[start]
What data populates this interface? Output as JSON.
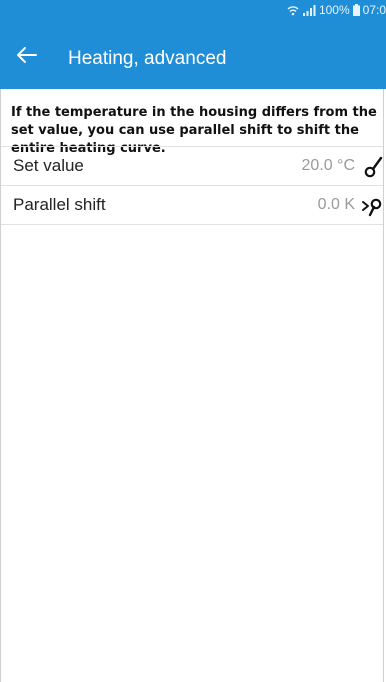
{
  "status_bar": {
    "battery": "100%",
    "time": "07:0"
  },
  "app_bar": {
    "back_icon": "arrow-left-icon",
    "title": "Heating, advanced"
  },
  "description_lines": [
    "If the temperature in the housing differs from the",
    "set value, you can use parallel shift to shift the",
    "entire heating curve."
  ],
  "settings": [
    {
      "label": "Set value",
      "value": "20.0 °C",
      "icon": "edit-icon"
    },
    {
      "label": "Parallel shift",
      "value": "0.0 K",
      "icon": "edit-icon"
    }
  ],
  "colors": {
    "app_bar": "#1f8ed6",
    "value_text": "#9a9a9a"
  }
}
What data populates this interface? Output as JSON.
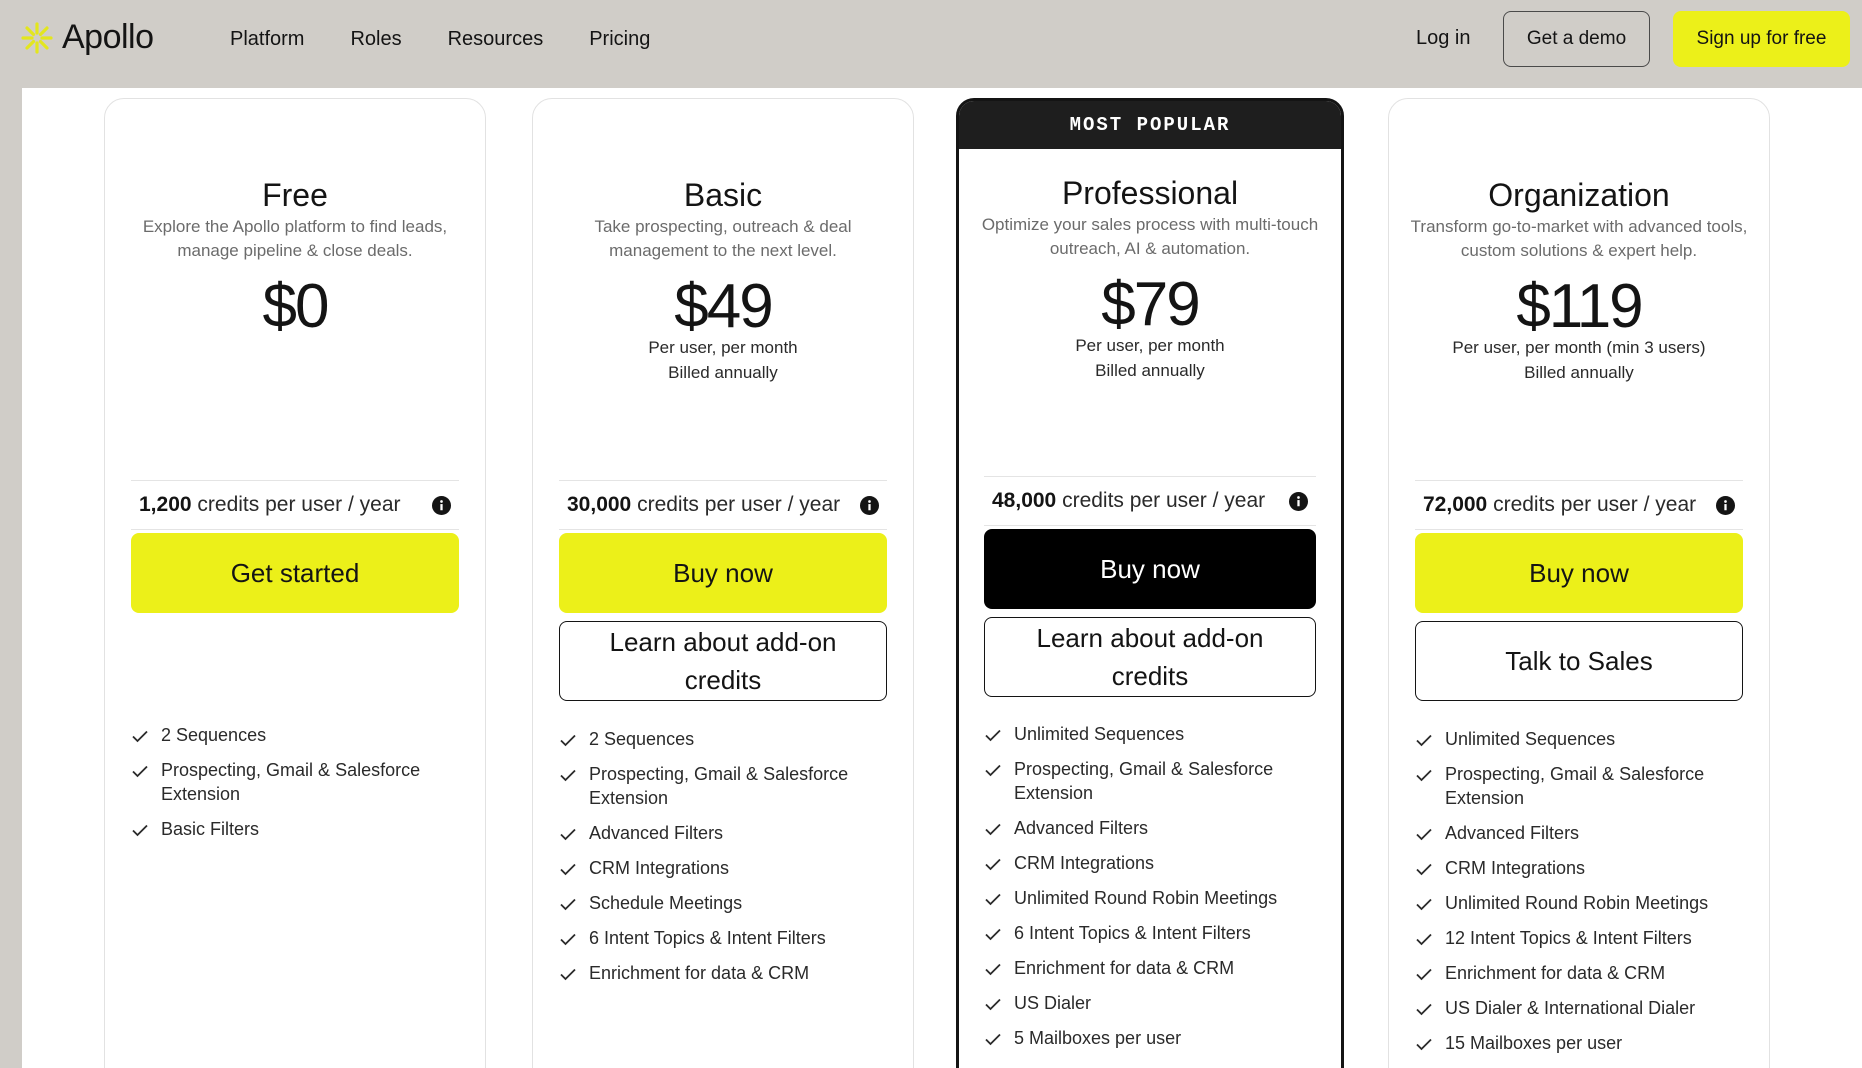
[end]
- Exercise instructions -
Would you set down the listing exactly, omitting pictures?

- Solved problem -
What data populates this interface? Output as JSON.
{
  "status_bar": {
    "battery": "100%",
    "time": "07:0"
  },
  "app_bar": {
    "back_icon": "arrow-left-icon",
    "title": "Heating, advanced"
  },
  "description_lines": [
    "If the temperature in the housing differs from the",
    "set value, you can use parallel shift to shift the",
    "entire heating curve."
  ],
  "settings": [
    {
      "label": "Set value",
      "value": "20.0 °C",
      "icon": "edit-icon"
    },
    {
      "label": "Parallel shift",
      "value": "0.0 K",
      "icon": "edit-icon"
    }
  ],
  "colors": {
    "app_bar": "#1f8ed6",
    "value_text": "#9a9a9a"
  }
}
What data populates this interface? Output as JSON.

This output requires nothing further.